Chart and figure data
>> Begin
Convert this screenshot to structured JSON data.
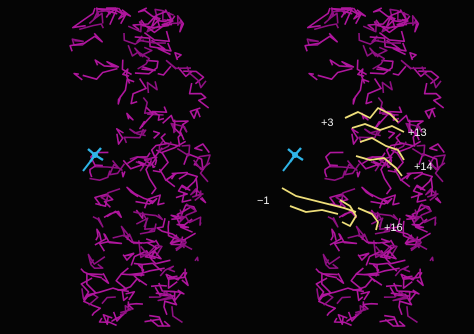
{
  "labels": [
    "+3",
    "+13",
    "+14",
    "−1",
    "+16"
  ]
}
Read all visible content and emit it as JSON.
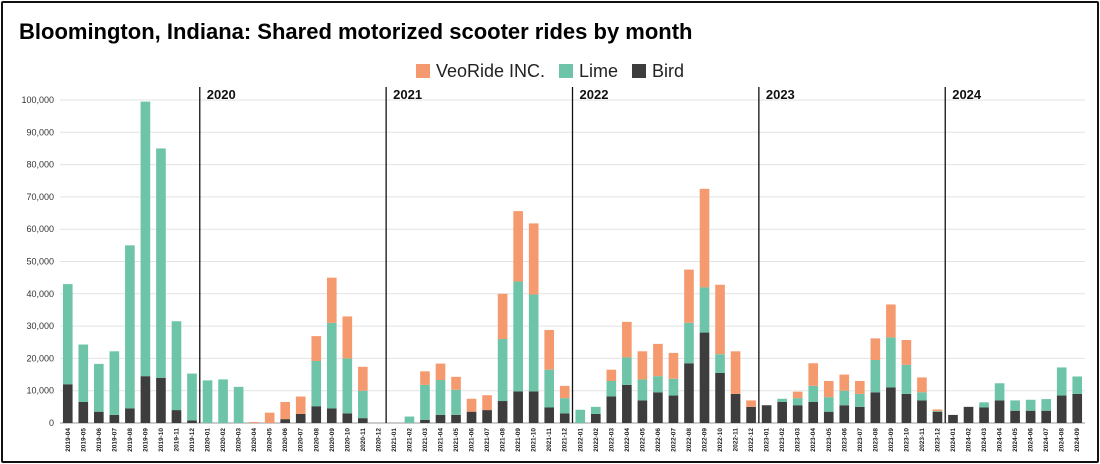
>> End
WHAT IS EXPECTED - Transcribe the full listing above exactly as it stands, minus the pictures.

WRITTEN SOLUTION -
Convert this screenshot to structured JSON data.
{
  "labels": [
    "+3",
    "+13",
    "+14",
    "−1",
    "+16"
  ]
}
Read all visible content and emit it as JSON.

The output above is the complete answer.